> Aim: Transcribe the records below in full; pictures stay out of the copy.

***** Material *****

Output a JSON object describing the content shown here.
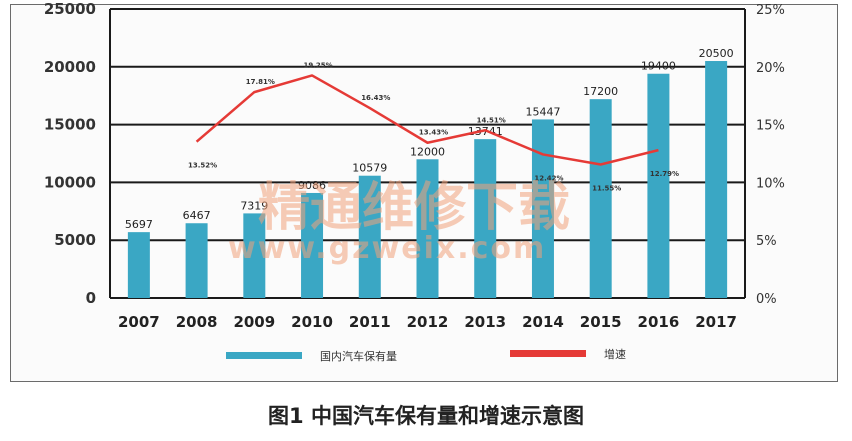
{
  "caption": "图1 中国汽车保有量和增速示意图",
  "watermark": {
    "line1": "精通维修下载",
    "line2": "www.gzweix.com"
  },
  "colors": {
    "bar": "#3aa7c4",
    "line": "#e53a36",
    "grid": "#1a1a1a"
  },
  "chart_data": {
    "type": "bar",
    "categories": [
      "2007",
      "2008",
      "2009",
      "2010",
      "2011",
      "2012",
      "2013",
      "2014",
      "2015",
      "2016",
      "2017"
    ],
    "series": [
      {
        "name": "国内汽车保有量",
        "type": "bar",
        "axis": "left",
        "values": [
          5697,
          6467,
          7319,
          9086,
          10579,
          12000,
          13741,
          15447,
          17200,
          19400,
          20500
        ],
        "labels": [
          "5697",
          "6467",
          "7319",
          "9086",
          "10579",
          "12000",
          "13741",
          "15447",
          "17200",
          "19400",
          "20500"
        ]
      },
      {
        "name": "增速",
        "type": "line",
        "axis": "right",
        "values": [
          null,
          13.52,
          17.81,
          19.25,
          16.43,
          13.43,
          14.51,
          12.42,
          11.55,
          12.79,
          null
        ],
        "labels": [
          "",
          "13.52%",
          "17.81%",
          "19.25%",
          "16.43%",
          "13.43%",
          "14.51%",
          "12.42%",
          "11.55%",
          "12.79%",
          ""
        ]
      }
    ],
    "y_left": {
      "ticks": [
        "0",
        "5000",
        "10000",
        "15000",
        "20000",
        "25000"
      ],
      "min": 0,
      "max": 25000
    },
    "y_right": {
      "ticks": [
        "0%",
        "5%",
        "10%",
        "15%",
        "20%",
        "25%"
      ],
      "min": 0,
      "max": 25
    },
    "legend": {
      "placement": "bottom",
      "items": [
        "国内汽车保有量",
        "增速"
      ]
    },
    "grid": true
  }
}
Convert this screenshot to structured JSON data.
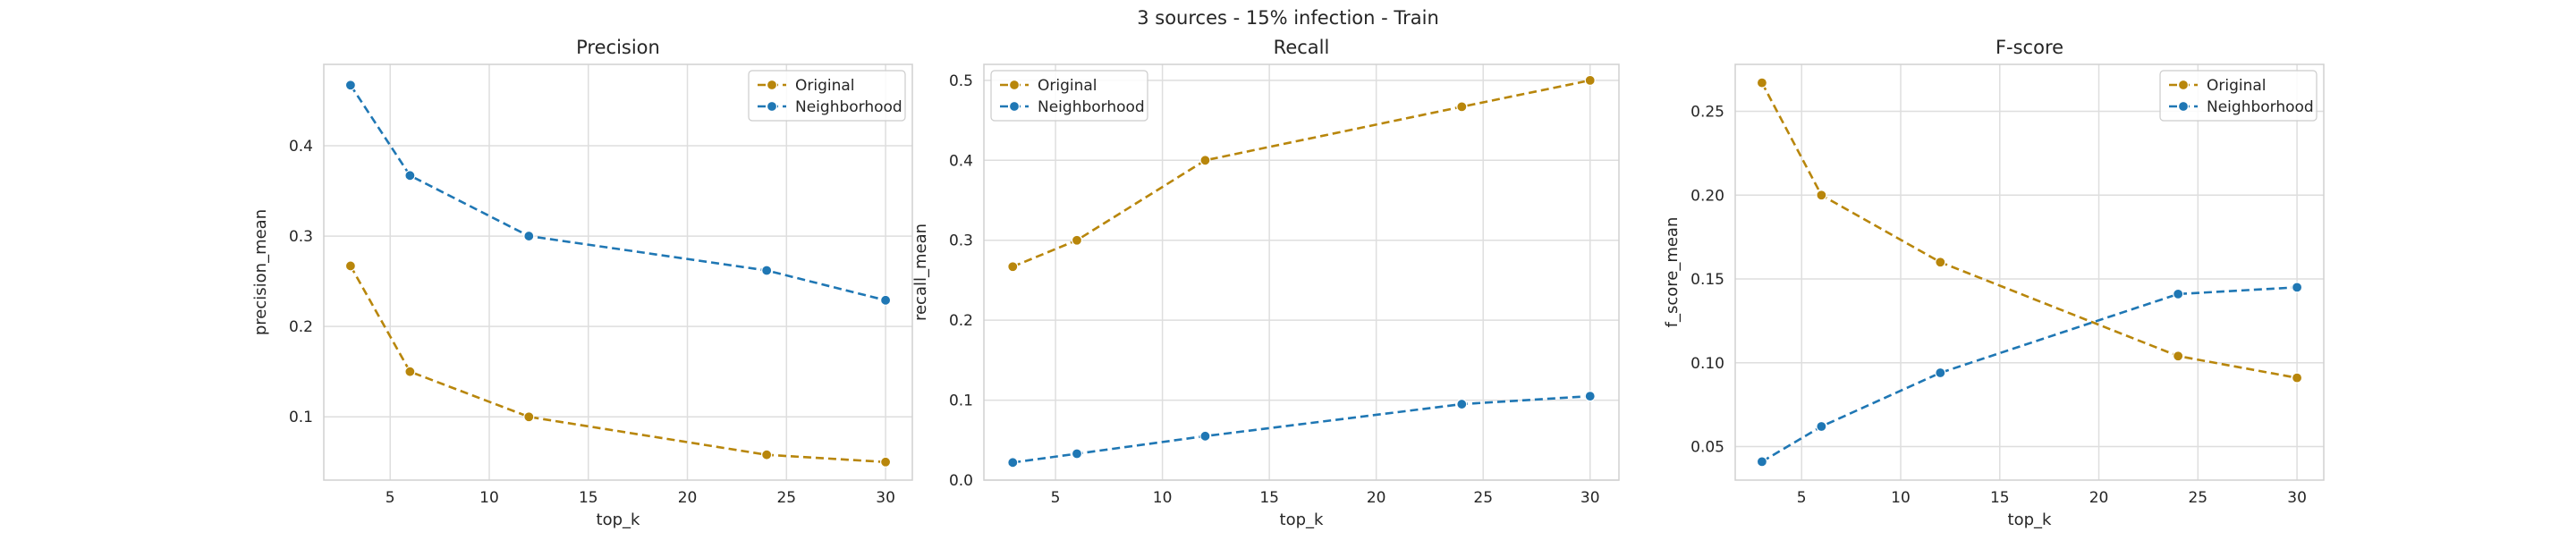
{
  "figure": {
    "suptitle": "3 sources - 15% infection - Train"
  },
  "chart_data": [
    {
      "type": "line",
      "title": "Precision",
      "xlabel": "top_k",
      "ylabel": "precision_mean",
      "grid": true,
      "legend_position": "top-right",
      "xlim": [
        1.65,
        31.35
      ],
      "ylim": [
        0.03,
        0.49
      ],
      "x_ticks": [
        5,
        10,
        15,
        20,
        25,
        30
      ],
      "y_ticks": [
        0.1,
        0.2,
        0.3,
        0.4
      ],
      "x_tick_labels": [
        "5",
        "10",
        "15",
        "20",
        "25",
        "30"
      ],
      "y_tick_labels": [
        "0.1",
        "0.2",
        "0.3",
        "0.4"
      ],
      "x": [
        3,
        6,
        12,
        24,
        30
      ],
      "series": [
        {
          "name": "Original",
          "color": "#b8860b",
          "values": [
            0.267,
            0.15,
            0.1,
            0.058,
            0.05
          ]
        },
        {
          "name": "Neighborhood",
          "color": "#1f77b4",
          "values": [
            0.467,
            0.367,
            0.3,
            0.262,
            0.229
          ]
        }
      ]
    },
    {
      "type": "line",
      "title": "Recall",
      "xlabel": "top_k",
      "ylabel": "recall_mean",
      "grid": true,
      "legend_position": "top-left",
      "xlim": [
        1.65,
        31.35
      ],
      "ylim": [
        0.0,
        0.52
      ],
      "x_ticks": [
        5,
        10,
        15,
        20,
        25,
        30
      ],
      "y_ticks": [
        0.0,
        0.1,
        0.2,
        0.3,
        0.4,
        0.5
      ],
      "x_tick_labels": [
        "5",
        "10",
        "15",
        "20",
        "25",
        "30"
      ],
      "y_tick_labels": [
        "0.0",
        "0.1",
        "0.2",
        "0.3",
        "0.4",
        "0.5"
      ],
      "x": [
        3,
        6,
        12,
        24,
        30
      ],
      "series": [
        {
          "name": "Original",
          "color": "#b8860b",
          "values": [
            0.267,
            0.3,
            0.4,
            0.467,
            0.5
          ]
        },
        {
          "name": "Neighborhood",
          "color": "#1f77b4",
          "values": [
            0.022,
            0.033,
            0.055,
            0.095,
            0.105
          ]
        }
      ]
    },
    {
      "type": "line",
      "title": "F-score",
      "xlabel": "top_k",
      "ylabel": "f_score_mean",
      "grid": true,
      "legend_position": "top-right",
      "xlim": [
        1.65,
        31.35
      ],
      "ylim": [
        0.03,
        0.278
      ],
      "x_ticks": [
        5,
        10,
        15,
        20,
        25,
        30
      ],
      "y_ticks": [
        0.05,
        0.1,
        0.15,
        0.2,
        0.25
      ],
      "x_tick_labels": [
        "5",
        "10",
        "15",
        "20",
        "25",
        "30"
      ],
      "y_tick_labels": [
        "0.05",
        "0.10",
        "0.15",
        "0.20",
        "0.25"
      ],
      "x": [
        3,
        6,
        12,
        24,
        30
      ],
      "series": [
        {
          "name": "Original",
          "color": "#b8860b",
          "values": [
            0.267,
            0.2,
            0.16,
            0.104,
            0.091
          ]
        },
        {
          "name": "Neighborhood",
          "color": "#1f77b4",
          "values": [
            0.041,
            0.062,
            0.094,
            0.141,
            0.145
          ]
        }
      ]
    }
  ]
}
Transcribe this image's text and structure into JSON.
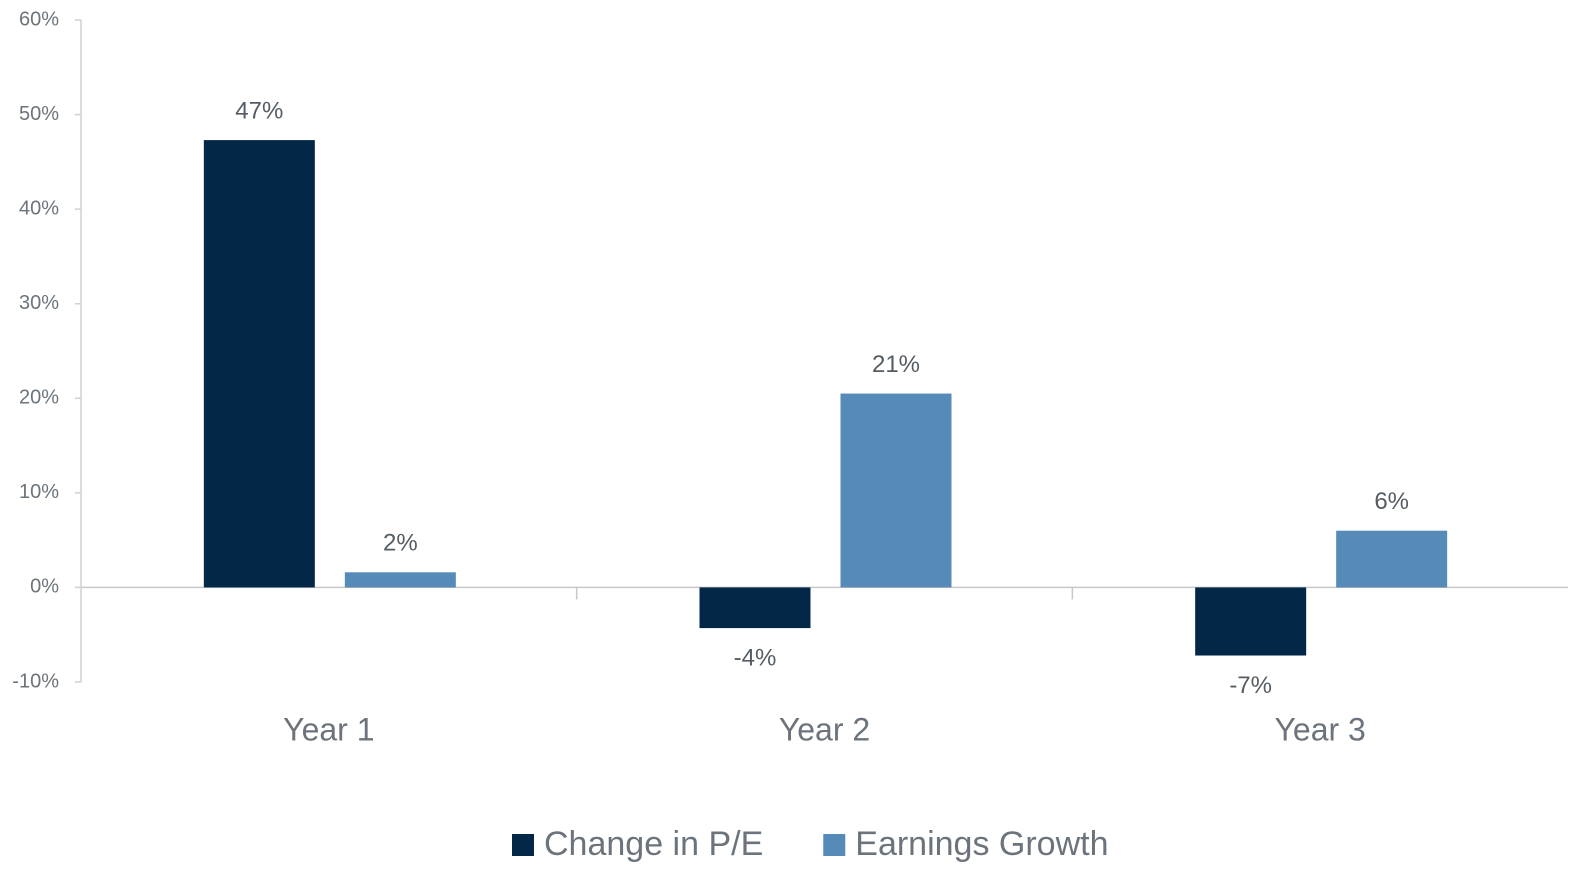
{
  "chart_data": {
    "type": "bar",
    "categories": [
      "Year 1",
      "Year 2",
      "Year 3"
    ],
    "series": [
      {
        "name": "Change in P/E",
        "color": "#022747",
        "values": [
          47.3,
          -4.3,
          -7.2
        ],
        "value_labels": [
          "47%",
          "-4%",
          "-7%"
        ]
      },
      {
        "name": "Earnings Growth",
        "color": "#568ab8",
        "values": [
          1.6,
          20.5,
          6.0
        ],
        "value_labels": [
          "2%",
          "21%",
          "6%"
        ]
      }
    ],
    "ylim": [
      -10,
      60
    ],
    "yticks": [
      {
        "value": -10,
        "label": "-10%"
      },
      {
        "value": 0,
        "label": "0%"
      },
      {
        "value": 10,
        "label": "10%"
      },
      {
        "value": 20,
        "label": "20%"
      },
      {
        "value": 30,
        "label": "30%"
      },
      {
        "value": 40,
        "label": "40%"
      },
      {
        "value": 50,
        "label": "50%"
      },
      {
        "value": 60,
        "label": "60%"
      }
    ],
    "legend": "bottom"
  }
}
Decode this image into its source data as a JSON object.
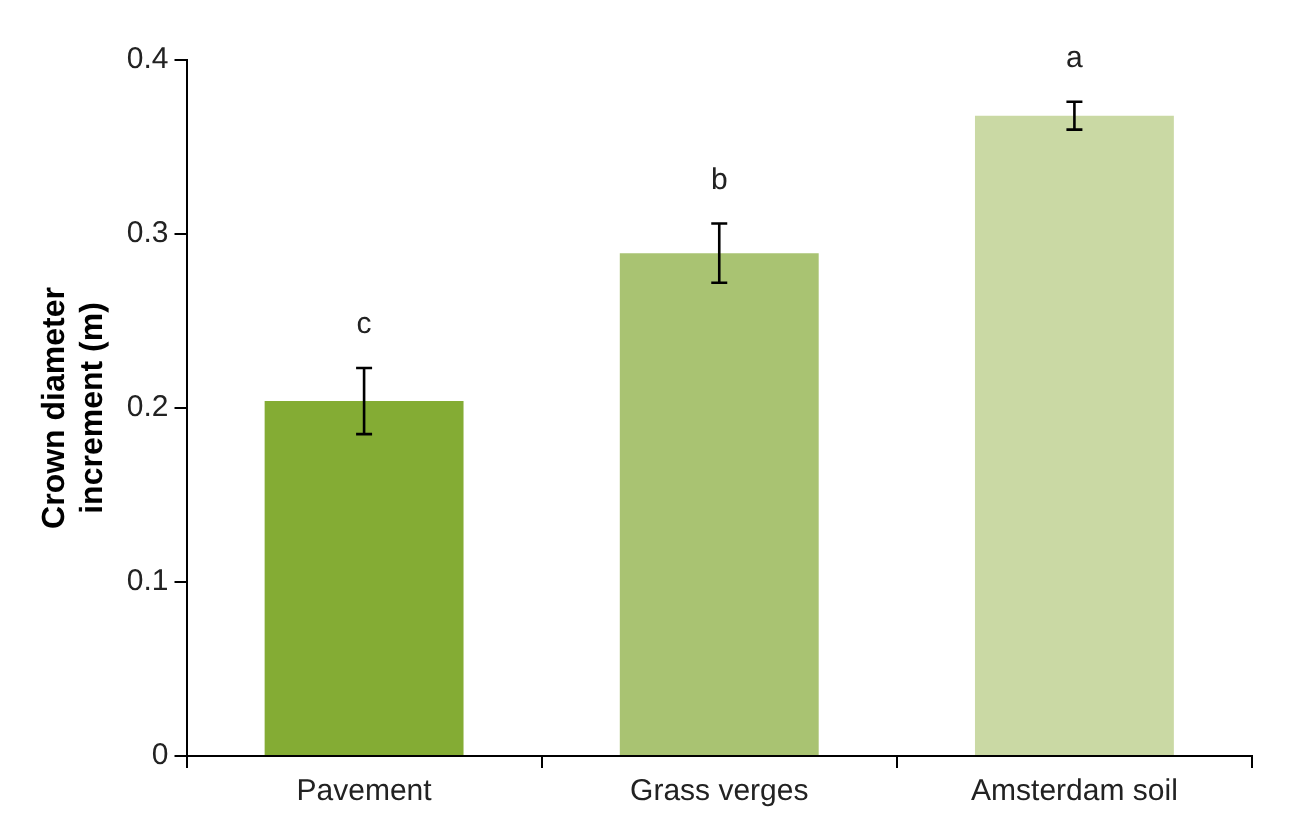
{
  "chart_data": {
    "type": "bar",
    "ylabel": "Crown diameter\nincrement (m)",
    "categories": [
      "Pavement",
      "Grass verges",
      "Amsterdam soil"
    ],
    "values": [
      0.204,
      0.289,
      0.368
    ],
    "colors": [
      "#84ac34",
      "#a9c372",
      "#cad9a4"
    ],
    "errors": [
      0.019,
      0.017,
      0.008
    ],
    "ylim": [
      0,
      0.4
    ],
    "yticks": [
      0,
      0.1,
      0.2,
      0.3,
      0.4
    ],
    "grid": false,
    "legend": false,
    "annotations": [
      "c",
      "b",
      "a"
    ]
  }
}
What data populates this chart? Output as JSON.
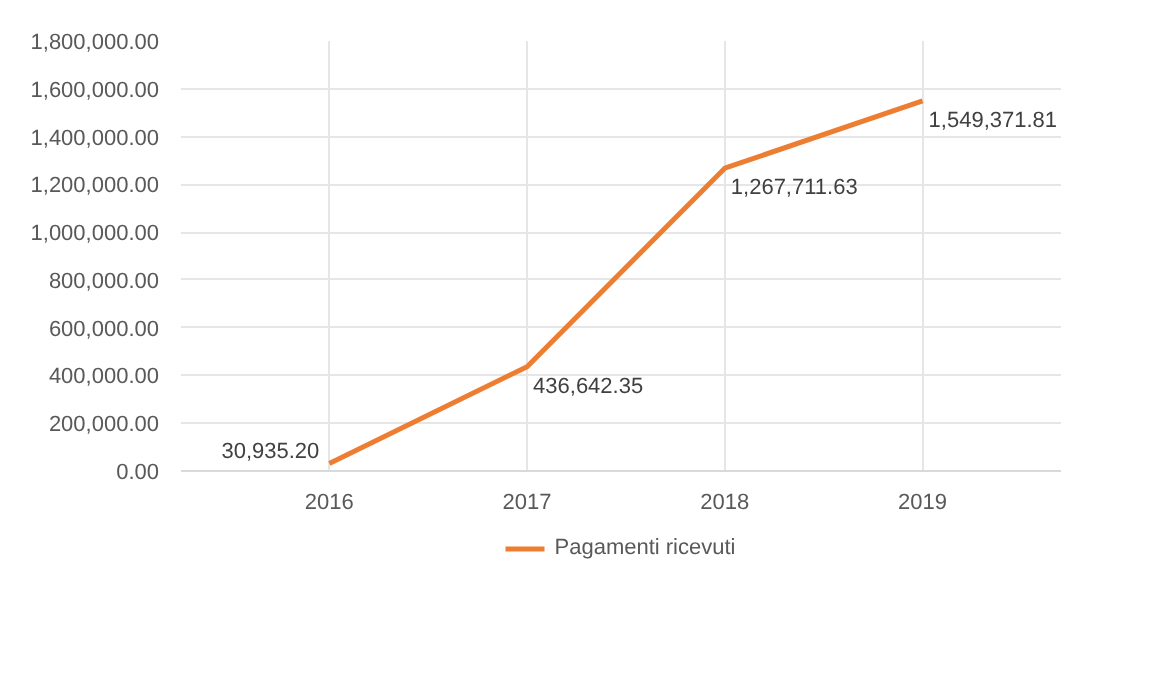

*****

> Worked solution:
Output a JSON object describing the content shown here.
{
  "caption": "图1 中国汽车保有量和增速示意图",
  "watermark": {
    "line1": "精通维修下载",
    "line2": "www.gzweix.com"
  },
  "colors": {
    "bar": "#3aa7c4",
    "line": "#e53a36",
    "grid": "#1a1a1a"
  },
  "chart_data": {
    "type": "bar",
    "categories": [
      "2007",
      "2008",
      "2009",
      "2010",
      "2011",
      "2012",
      "2013",
      "2014",
      "2015",
      "2016",
      "2017"
    ],
    "series": [
      {
        "name": "国内汽车保有量",
        "type": "bar",
        "axis": "left",
        "values": [
          5697,
          6467,
          7319,
          9086,
          10579,
          12000,
          13741,
          15447,
          17200,
          19400,
          20500
        ],
        "labels": [
          "5697",
          "6467",
          "7319",
          "9086",
          "10579",
          "12000",
          "13741",
          "15447",
          "17200",
          "19400",
          "20500"
        ]
      },
      {
        "name": "增速",
        "type": "line",
        "axis": "right",
        "values": [
          null,
          13.52,
          17.81,
          19.25,
          16.43,
          13.43,
          14.51,
          12.42,
          11.55,
          12.79,
          null
        ],
        "labels": [
          "",
          "13.52%",
          "17.81%",
          "19.25%",
          "16.43%",
          "13.43%",
          "14.51%",
          "12.42%",
          "11.55%",
          "12.79%",
          ""
        ]
      }
    ],
    "y_left": {
      "ticks": [
        "0",
        "5000",
        "10000",
        "15000",
        "20000",
        "25000"
      ],
      "min": 0,
      "max": 25000
    },
    "y_right": {
      "ticks": [
        "0%",
        "5%",
        "10%",
        "15%",
        "20%",
        "25%"
      ],
      "min": 0,
      "max": 25
    },
    "legend": {
      "placement": "bottom",
      "items": [
        "国内汽车保有量",
        "增速"
      ]
    },
    "grid": true
  }
}
Convert this screenshot to structured JSON data.
{
  "figure": {
    "suptitle": "3 sources - 15% infection - Train"
  },
  "chart_data": [
    {
      "type": "line",
      "title": "Precision",
      "xlabel": "top_k",
      "ylabel": "precision_mean",
      "grid": true,
      "legend_position": "top-right",
      "xlim": [
        1.65,
        31.35
      ],
      "ylim": [
        0.03,
        0.49
      ],
      "x_ticks": [
        5,
        10,
        15,
        20,
        25,
        30
      ],
      "y_ticks": [
        0.1,
        0.2,
        0.3,
        0.4
      ],
      "x_tick_labels": [
        "5",
        "10",
        "15",
        "20",
        "25",
        "30"
      ],
      "y_tick_labels": [
        "0.1",
        "0.2",
        "0.3",
        "0.4"
      ],
      "x": [
        3,
        6,
        12,
        24,
        30
      ],
      "series": [
        {
          "name": "Original",
          "color": "#b8860b",
          "values": [
            0.267,
            0.15,
            0.1,
            0.058,
            0.05
          ]
        },
        {
          "name": "Neighborhood",
          "color": "#1f77b4",
          "values": [
            0.467,
            0.367,
            0.3,
            0.262,
            0.229
          ]
        }
      ]
    },
    {
      "type": "line",
      "title": "Recall",
      "xlabel": "top_k",
      "ylabel": "recall_mean",
      "grid": true,
      "legend_position": "top-left",
      "xlim": [
        1.65,
        31.35
      ],
      "ylim": [
        0.0,
        0.52
      ],
      "x_ticks": [
        5,
        10,
        15,
        20,
        25,
        30
      ],
      "y_ticks": [
        0.0,
        0.1,
        0.2,
        0.3,
        0.4,
        0.5
      ],
      "x_tick_labels": [
        "5",
        "10",
        "15",
        "20",
        "25",
        "30"
      ],
      "y_tick_labels": [
        "0.0",
        "0.1",
        "0.2",
        "0.3",
        "0.4",
        "0.5"
      ],
      "x": [
        3,
        6,
        12,
        24,
        30
      ],
      "series": [
        {
          "name": "Original",
          "color": "#b8860b",
          "values": [
            0.267,
            0.3,
            0.4,
            0.467,
            0.5
          ]
        },
        {
          "name": "Neighborhood",
          "color": "#1f77b4",
          "values": [
            0.022,
            0.033,
            0.055,
            0.095,
            0.105
          ]
        }
      ]
    },
    {
      "type": "line",
      "title": "F-score",
      "xlabel": "top_k",
      "ylabel": "f_score_mean",
      "grid": true,
      "legend_position": "top-right",
      "xlim": [
        1.65,
        31.35
      ],
      "ylim": [
        0.03,
        0.278
      ],
      "x_ticks": [
        5,
        10,
        15,
        20,
        25,
        30
      ],
      "y_ticks": [
        0.05,
        0.1,
        0.15,
        0.2,
        0.25
      ],
      "x_tick_labels": [
        "5",
        "10",
        "15",
        "20",
        "25",
        "30"
      ],
      "y_tick_labels": [
        "0.05",
        "0.10",
        "0.15",
        "0.20",
        "0.25"
      ],
      "x": [
        3,
        6,
        12,
        24,
        30
      ],
      "series": [
        {
          "name": "Original",
          "color": "#b8860b",
          "values": [
            0.267,
            0.2,
            0.16,
            0.104,
            0.091
          ]
        },
        {
          "name": "Neighborhood",
          "color": "#1f77b4",
          "values": [
            0.041,
            0.062,
            0.094,
            0.141,
            0.145
          ]
        }
      ]
    }
  ]
}
Transcribe this image's text and structure into JSON.
{
  "chart_data": {
    "type": "bar",
    "categories": [
      "Year 1",
      "Year 2",
      "Year 3"
    ],
    "series": [
      {
        "name": "Change in P/E",
        "color": "#022747",
        "values": [
          47.3,
          -4.3,
          -7.2
        ],
        "value_labels": [
          "47%",
          "-4%",
          "-7%"
        ]
      },
      {
        "name": "Earnings Growth",
        "color": "#568ab8",
        "values": [
          1.6,
          20.5,
          6.0
        ],
        "value_labels": [
          "2%",
          "21%",
          "6%"
        ]
      }
    ],
    "ylim": [
      -10,
      60
    ],
    "yticks": [
      {
        "value": -10,
        "label": "-10%"
      },
      {
        "value": 0,
        "label": "0%"
      },
      {
        "value": 10,
        "label": "10%"
      },
      {
        "value": 20,
        "label": "20%"
      },
      {
        "value": 30,
        "label": "30%"
      },
      {
        "value": 40,
        "label": "40%"
      },
      {
        "value": 50,
        "label": "50%"
      },
      {
        "value": 60,
        "label": "60%"
      }
    ],
    "legend": "bottom"
  }
}
Decode this image into its source data as a JSON object.
{
  "chart_data": {
    "type": "bar",
    "ylabel": "Crown diameter\nincrement (m)",
    "categories": [
      "Pavement",
      "Grass verges",
      "Amsterdam soil"
    ],
    "values": [
      0.204,
      0.289,
      0.368
    ],
    "colors": [
      "#84ac34",
      "#a9c372",
      "#cad9a4"
    ],
    "errors": [
      0.019,
      0.017,
      0.008
    ],
    "ylim": [
      0,
      0.4
    ],
    "yticks": [
      0,
      0.1,
      0.2,
      0.3,
      0.4
    ],
    "grid": false,
    "legend": false,
    "annotations": [
      "c",
      "b",
      "a"
    ]
  }
}
What data populates this chart? Output as JSON.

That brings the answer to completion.